## AIM OF THE EXERCISE
Find each line with the word "suffix" and copy it.

▼

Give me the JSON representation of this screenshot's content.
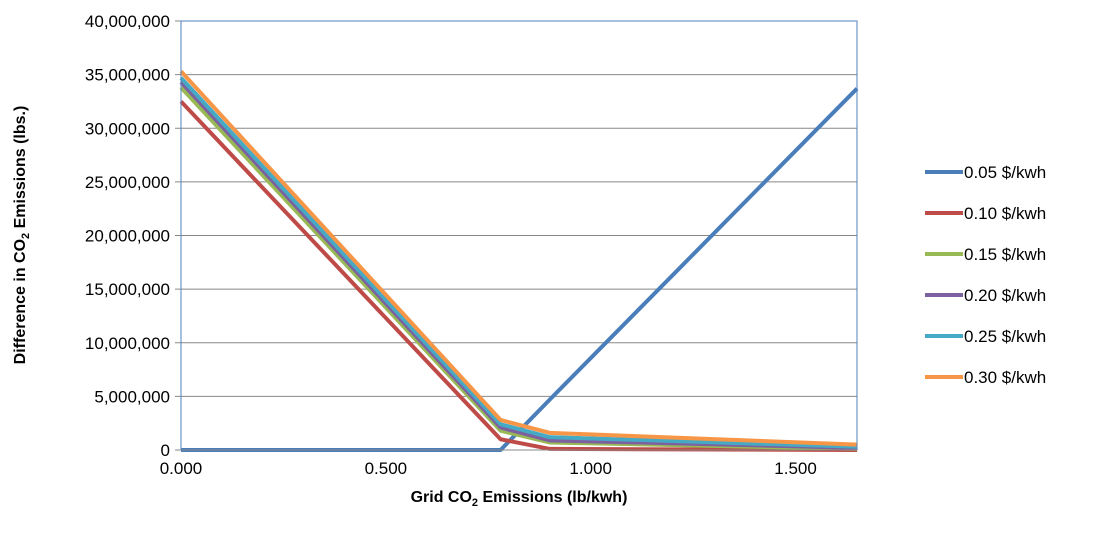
{
  "chart_data": {
    "type": "line",
    "title": "",
    "xlabel": {
      "prefix": "Grid CO",
      "sub": "2",
      "suffix": " Emissions  (lb/kwh)"
    },
    "ylabel": {
      "prefix": "Difference in CO",
      "sub": "2",
      "suffix": " Emissions  (lbs.)"
    },
    "xlim": [
      0,
      1.65
    ],
    "ylim": [
      0,
      40000000
    ],
    "x_ticks": [
      0,
      0.5,
      1.0,
      1.5
    ],
    "x_tick_labels": [
      "0.000",
      "0.500",
      "1.000",
      "1.500"
    ],
    "y_ticks": [
      0,
      5000000,
      10000000,
      15000000,
      20000000,
      25000000,
      30000000,
      35000000,
      40000000
    ],
    "y_tick_labels": [
      "0",
      "5,000,000",
      "10,000,000",
      "15,000,000",
      "20,000,000",
      "25,000,000",
      "30,000,000",
      "35,000,000",
      "40,000,000"
    ],
    "grid": "horizontal",
    "legend_position": "right",
    "x": [
      0,
      0.78,
      0.9,
      1.65
    ],
    "series": [
      {
        "name": "0.05 $/kwh",
        "color": "#4a7ebb",
        "values": [
          0,
          0,
          4700000,
          33700000
        ]
      },
      {
        "name": "0.10 $/kwh",
        "color": "#be4b48",
        "values": [
          32500000,
          1000000,
          100000,
          0
        ]
      },
      {
        "name": "0.15 $/kwh",
        "color": "#98b954",
        "values": [
          33800000,
          1800000,
          700000,
          100000
        ]
      },
      {
        "name": "0.20 $/kwh",
        "color": "#7d60a0",
        "values": [
          34300000,
          2100000,
          900000,
          200000
        ]
      },
      {
        "name": "0.25 $/kwh",
        "color": "#46aac5",
        "values": [
          34700000,
          2400000,
          1200000,
          300000
        ]
      },
      {
        "name": "0.30 $/kwh",
        "color": "#f79646",
        "values": [
          35300000,
          2800000,
          1600000,
          500000
        ]
      }
    ]
  }
}
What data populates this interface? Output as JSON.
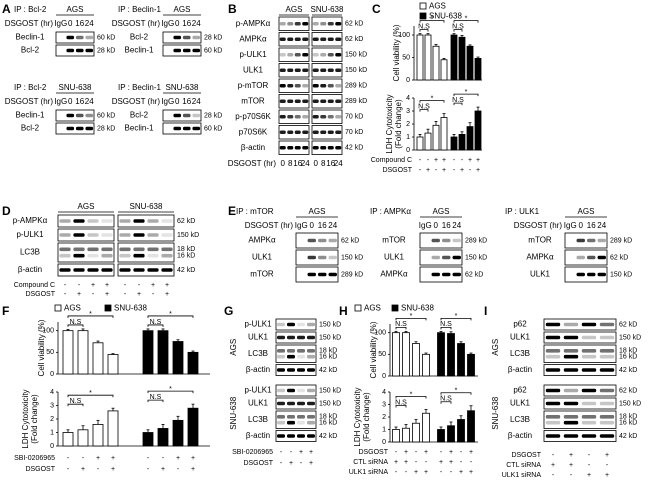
{
  "panels": {
    "A": {
      "label": "A",
      "blots": [
        {
          "ip": "IP : Bcl-2",
          "cell": "AGS",
          "treatment": "DSGOST (hr)",
          "lanes": [
            "IgG",
            "0",
            "16",
            "24"
          ],
          "rows": [
            {
              "name": "Beclin-1",
              "sizes": [
                "60 kD"
              ]
            },
            {
              "name": "Bcl-2",
              "sizes": [
                "28 kD"
              ]
            }
          ]
        },
        {
          "ip": "IP : Beclin-1",
          "cell": "AGS",
          "treatment": "DSGOST (hr)",
          "lanes": [
            "IgG",
            "0",
            "16",
            "24"
          ],
          "rows": [
            {
              "name": "Bcl-2",
              "sizes": [
                "28 kD"
              ]
            },
            {
              "name": "Beclin-1",
              "sizes": [
                "60 kD"
              ]
            }
          ]
        },
        {
          "ip": "IP : Bcl-2",
          "cell": "SNU-638",
          "treatment": "DSGOST (hr)",
          "lanes": [
            "IgG",
            "0",
            "16",
            "24"
          ],
          "rows": [
            {
              "name": "Beclin-1",
              "sizes": [
                "60 kD"
              ]
            },
            {
              "name": "Bcl-2",
              "sizes": [
                "28 kD"
              ]
            }
          ]
        },
        {
          "ip": "IP : Beclin-1",
          "cell": "SNU-638",
          "treatment": "DSGOST (hr)",
          "lanes": [
            "IgG",
            "0",
            "16",
            "24"
          ],
          "rows": [
            {
              "name": "Bcl-2",
              "sizes": [
                "28 kD"
              ]
            },
            {
              "name": "Beclin-1",
              "sizes": [
                "60 kD"
              ]
            }
          ]
        }
      ]
    },
    "B": {
      "label": "B",
      "blots": [
        {
          "groups": [
            "AGS",
            "SNU-638"
          ],
          "treatment": "DSGOST (hr)",
          "lanes": [
            "0",
            "8",
            "16",
            "24",
            "0",
            "8",
            "16",
            "24"
          ],
          "rows": [
            {
              "name": "p-AMPKα",
              "sizes": [
                "62 kD"
              ]
            },
            {
              "name": "AMPKα",
              "sizes": [
                "62 kD"
              ]
            },
            {
              "name": "p-ULK1",
              "sizes": [
                "150 kD"
              ]
            },
            {
              "name": "ULK1",
              "sizes": [
                "150 kD"
              ]
            },
            {
              "name": "p-mTOR",
              "sizes": [
                "289 kD"
              ]
            },
            {
              "name": "mTOR",
              "sizes": [
                "289 kD"
              ]
            },
            {
              "name": "p-p70S6K",
              "sizes": [
                "70 kD"
              ]
            },
            {
              "name": "p70S6K",
              "sizes": [
                "70 kD"
              ]
            },
            {
              "name": "β-actin",
              "sizes": [
                "42 kD"
              ]
            }
          ]
        }
      ]
    },
    "C": {
      "label": "C",
      "legend": [
        {
          "name": "AGS",
          "color": "#ffffff"
        },
        {
          "name": "SNU-638",
          "color": "#000000"
        }
      ],
      "charts": [
        {
          "type": "bar",
          "ylabel": [
            "Cell viability (%)"
          ],
          "ylim": [
            0,
            120
          ],
          "yticks": [
            0,
            50,
            100
          ],
          "series": [
            {
              "values": [
                100,
                100,
                75,
                45
              ],
              "errors": [
                3,
                3,
                4,
                3
              ]
            },
            {
              "values": [
                100,
                95,
                75,
                48
              ],
              "errors": [
                3,
                4,
                3,
                3
              ]
            }
          ],
          "annotations": [
            [
              "*",
              "N.S"
            ],
            [
              "*",
              "N.S"
            ]
          ]
        },
        {
          "type": "bar",
          "ylabel": [
            "LDH Cytotoxicity",
            "(Fold change)"
          ],
          "ylim": [
            0,
            4
          ],
          "yticks": [
            0,
            1,
            2,
            3,
            4
          ],
          "series": [
            {
              "values": [
                1,
                1.3,
                1.9,
                2.5
              ],
              "errors": [
                0.2,
                0.3,
                0.3,
                0.3
              ]
            },
            {
              "values": [
                1,
                1.2,
                1.8,
                3
              ],
              "errors": [
                0.2,
                0.2,
                0.3,
                0.3
              ]
            }
          ],
          "annotations": [
            [
              "*",
              "N.S"
            ],
            [
              "*",
              "N.S"
            ]
          ]
        }
      ],
      "conditions": [
        {
          "name": "Compound C",
          "signs": [
            "-",
            "-",
            "+",
            "+",
            "-",
            "-",
            "+",
            "+"
          ]
        },
        {
          "name": "DSGOST",
          "signs": [
            "-",
            "+",
            "-",
            "+",
            "-",
            "+",
            "-",
            "+"
          ]
        }
      ]
    },
    "D": {
      "label": "D",
      "blots": [
        {
          "groups": [
            "AGS",
            "SNU-638"
          ],
          "rows": [
            {
              "name": "p-AMPKα",
              "sizes": [
                "62 kD"
              ]
            },
            {
              "name": "p-ULK1",
              "sizes": [
                "150 kD"
              ]
            },
            {
              "name": "LC3B",
              "sizes": [
                "18 kD",
                "16 kD"
              ]
            },
            {
              "name": "β-actin",
              "sizes": [
                "42 kD"
              ]
            }
          ]
        }
      ],
      "conditions": [
        {
          "name": "Compound C",
          "signs": [
            "-",
            "-",
            "+",
            "+",
            "-",
            "-",
            "+",
            "+"
          ]
        },
        {
          "name": "DSGOST",
          "signs": [
            "-",
            "+",
            "-",
            "+",
            "-",
            "+",
            "-",
            "+"
          ]
        }
      ]
    },
    "E": {
      "label": "E",
      "blots": [
        {
          "ip": "IP : mTOR",
          "cell": "AGS",
          "treatment": "DSGOST (hr)",
          "lanes": [
            "IgG",
            "0",
            "16",
            "24"
          ],
          "rows": [
            {
              "name": "AMPKα",
              "sizes": [
                "62 kD"
              ]
            },
            {
              "name": "ULK1",
              "sizes": [
                "150 kD"
              ]
            },
            {
              "name": "mTOR",
              "sizes": [
                "289 kD"
              ]
            }
          ]
        },
        {
          "ip": "IP : AMPKα",
          "cell": "AGS",
          "lanes": [
            "IgG",
            "0",
            "16",
            "24"
          ],
          "rows": [
            {
              "name": "mTOR",
              "sizes": [
                "289 kD"
              ]
            },
            {
              "name": "ULK1",
              "sizes": [
                "150 kD"
              ]
            },
            {
              "name": "AMPKα",
              "sizes": [
                "62 kD"
              ]
            }
          ]
        },
        {
          "ip": "IP : ULK1",
          "cell": "AGS",
          "treatment": "DSGOST (hr)",
          "lanes": [
            "IgG",
            "0",
            "16",
            "24"
          ],
          "rows": [
            {
              "name": "mTOR",
              "sizes": [
                "289 kD"
              ]
            },
            {
              "name": "AMPKα",
              "sizes": [
                "62 kD"
              ]
            },
            {
              "name": "ULK1",
              "sizes": [
                "150 kD"
              ]
            }
          ]
        }
      ]
    },
    "F": {
      "label": "F",
      "legend": [
        {
          "name": "AGS",
          "color": "#ffffff"
        },
        {
          "name": "SNU-638",
          "color": "#000000"
        }
      ],
      "charts": [
        {
          "type": "bar",
          "ylabel": [
            "Cell viability (%)"
          ],
          "ylim": [
            0,
            120
          ],
          "yticks": [
            0,
            50,
            100
          ],
          "series": [
            {
              "values": [
                100,
                100,
                72,
                45
              ],
              "errors": [
                3,
                4,
                4,
                2
              ]
            },
            {
              "values": [
                100,
                100,
                75,
                50
              ],
              "errors": [
                4,
                4,
                4,
                3
              ]
            }
          ],
          "annotations": [
            [
              "*",
              "N.S"
            ],
            [
              "*",
              "N.S"
            ]
          ]
        },
        {
          "type": "bar",
          "ylabel": [
            "LDH Cytotoxicity",
            "(Fold change)"
          ],
          "ylim": [
            0,
            4
          ],
          "yticks": [
            0,
            1,
            2,
            3,
            4
          ],
          "series": [
            {
              "values": [
                1,
                1.2,
                1.6,
                2.6
              ],
              "errors": [
                0.2,
                0.3,
                0.3,
                0.2
              ]
            },
            {
              "values": [
                1,
                1.3,
                1.9,
                2.8
              ],
              "errors": [
                0.2,
                0.3,
                0.3,
                0.3
              ]
            }
          ],
          "annotations": [
            [
              "*",
              "N.S"
            ],
            [
              "*",
              "N.S"
            ]
          ]
        }
      ],
      "conditions": [
        {
          "name": "SBI-0206965",
          "signs": [
            "-",
            "-",
            "+",
            "+",
            "-",
            "-",
            "+",
            "+"
          ]
        },
        {
          "name": "DSGOST",
          "signs": [
            "-",
            "+",
            "-",
            "+",
            "-",
            "+",
            "-",
            "+"
          ]
        }
      ]
    },
    "G": {
      "label": "G",
      "blots": [
        {
          "cell": "AGS",
          "rows": [
            {
              "name": "p-ULK1",
              "sizes": [
                "150 kD"
              ]
            },
            {
              "name": "ULK1",
              "sizes": [
                "150 kD"
              ]
            },
            {
              "name": "LC3B",
              "sizes": [
                "18 kD",
                "16 kD"
              ]
            },
            {
              "name": "β-actin",
              "sizes": [
                "42 kD"
              ]
            }
          ]
        },
        {
          "cell": "SNU-638",
          "rows": [
            {
              "name": "p-ULK1",
              "sizes": [
                "150 kD"
              ]
            },
            {
              "name": "ULK1",
              "sizes": [
                "150 kD"
              ]
            },
            {
              "name": "LC3B",
              "sizes": [
                "18 kD",
                "16 kD"
              ]
            },
            {
              "name": "β-actin",
              "sizes": [
                "42 kD"
              ]
            }
          ]
        }
      ],
      "conditions": [
        {
          "name": "SBI-0206965",
          "signs": [
            "-",
            "-",
            "+",
            "+"
          ]
        },
        {
          "name": "DSGOST",
          "signs": [
            "-",
            "+",
            "-",
            "+"
          ]
        }
      ]
    },
    "H": {
      "label": "H",
      "legend": [
        {
          "name": "AGS",
          "color": "#ffffff"
        },
        {
          "name": "SNU-638",
          "color": "#000000"
        }
      ],
      "charts": [
        {
          "type": "bar",
          "ylabel": [
            "Cell viability (%)"
          ],
          "ylim": [
            0,
            120
          ],
          "yticks": [
            0,
            50,
            100
          ],
          "series": [
            {
              "values": [
                100,
                100,
                75,
                50
              ],
              "errors": [
                3,
                3,
                4,
                3
              ]
            },
            {
              "values": [
                100,
                98,
                75,
                50
              ],
              "errors": [
                3,
                4,
                4,
                3
              ]
            }
          ],
          "annotations": [
            [
              "*",
              "N.S"
            ],
            [
              "*",
              "N.S"
            ]
          ]
        },
        {
          "type": "bar",
          "ylabel": [
            "LDH Cytotoxicity",
            "(Fold change)"
          ],
          "ylim": [
            0,
            4
          ],
          "yticks": [
            0,
            1,
            2,
            3,
            4
          ],
          "series": [
            {
              "values": [
                1,
                1.1,
                1.5,
                2.3
              ],
              "errors": [
                0.2,
                0.3,
                0.3,
                0.3
              ]
            },
            {
              "values": [
                1,
                1.3,
                1.8,
                2.5
              ],
              "errors": [
                0.2,
                0.3,
                0.3,
                0.4
              ]
            }
          ],
          "annotations": [
            [
              "*",
              "N.S"
            ],
            [
              "*",
              "N.S"
            ]
          ]
        }
      ],
      "conditions": [
        {
          "name": "DSGOST",
          "signs": [
            "-",
            "+",
            "-",
            "+",
            "-",
            "+",
            "-",
            "+"
          ]
        },
        {
          "name": "CTL siRNA",
          "signs": [
            "+",
            "+",
            "-",
            "-",
            "+",
            "+",
            "-",
            "-"
          ]
        },
        {
          "name": "ULK1 siRNA",
          "signs": [
            "-",
            "-",
            "+",
            "+",
            "-",
            "-",
            "+",
            "+"
          ]
        }
      ]
    },
    "I": {
      "label": "I",
      "blots": [
        {
          "cell": "AGS",
          "rows": [
            {
              "name": "p62",
              "sizes": [
                "62 kD"
              ]
            },
            {
              "name": "ULK1",
              "sizes": [
                "150 kD"
              ]
            },
            {
              "name": "LC3B",
              "sizes": [
                "18 kD",
                "16 kD"
              ]
            },
            {
              "name": "β-actin",
              "sizes": [
                "42 kD"
              ]
            }
          ]
        },
        {
          "cell": "SNU-638",
          "rows": [
            {
              "name": "p62",
              "sizes": [
                "62 kD"
              ]
            },
            {
              "name": "ULK1",
              "sizes": [
                "150 kD"
              ]
            },
            {
              "name": "LC3B",
              "sizes": [
                "18 kD",
                "16 kD"
              ]
            },
            {
              "name": "β-actin",
              "sizes": [
                "42 kD"
              ]
            }
          ]
        }
      ],
      "conditions": [
        {
          "name": "DSGOST",
          "signs": [
            "-",
            "+",
            "-",
            "+"
          ]
        },
        {
          "name": "CTL siRNA",
          "signs": [
            "+",
            "+",
            "-",
            "-"
          ]
        },
        {
          "name": "ULK1 siRNA",
          "signs": [
            "-",
            "-",
            "+",
            "+"
          ]
        }
      ]
    }
  }
}
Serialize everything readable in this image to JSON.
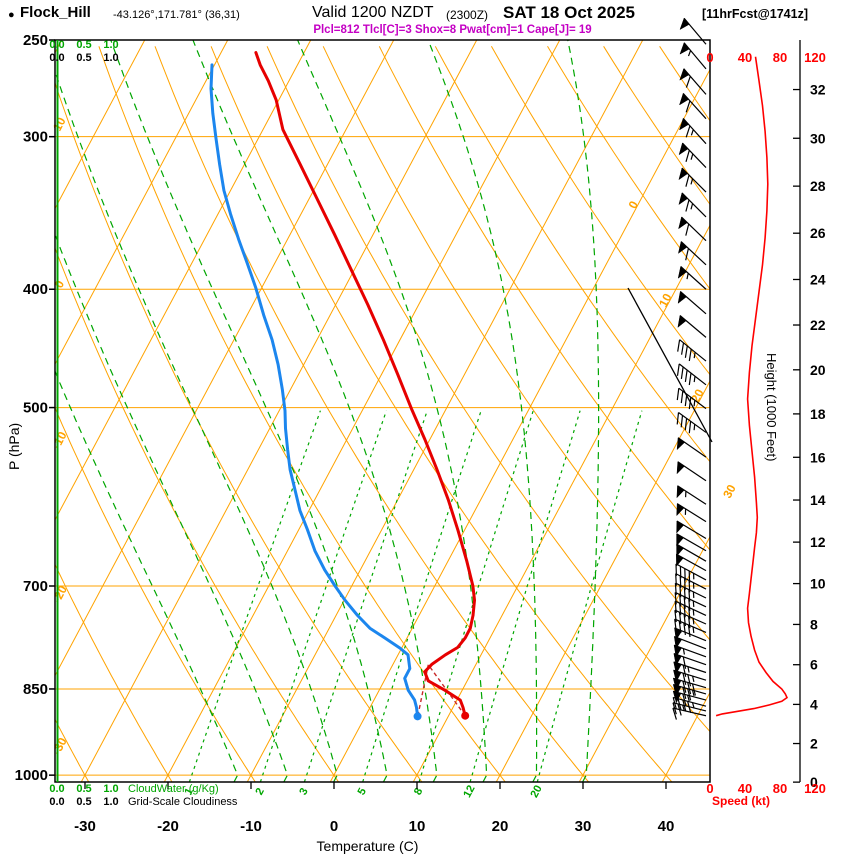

▲

## FULL OUTPUT
      "suffix": " Emissions  (lb/kwh)"
      "suffix": " Emissions  (lbs.)"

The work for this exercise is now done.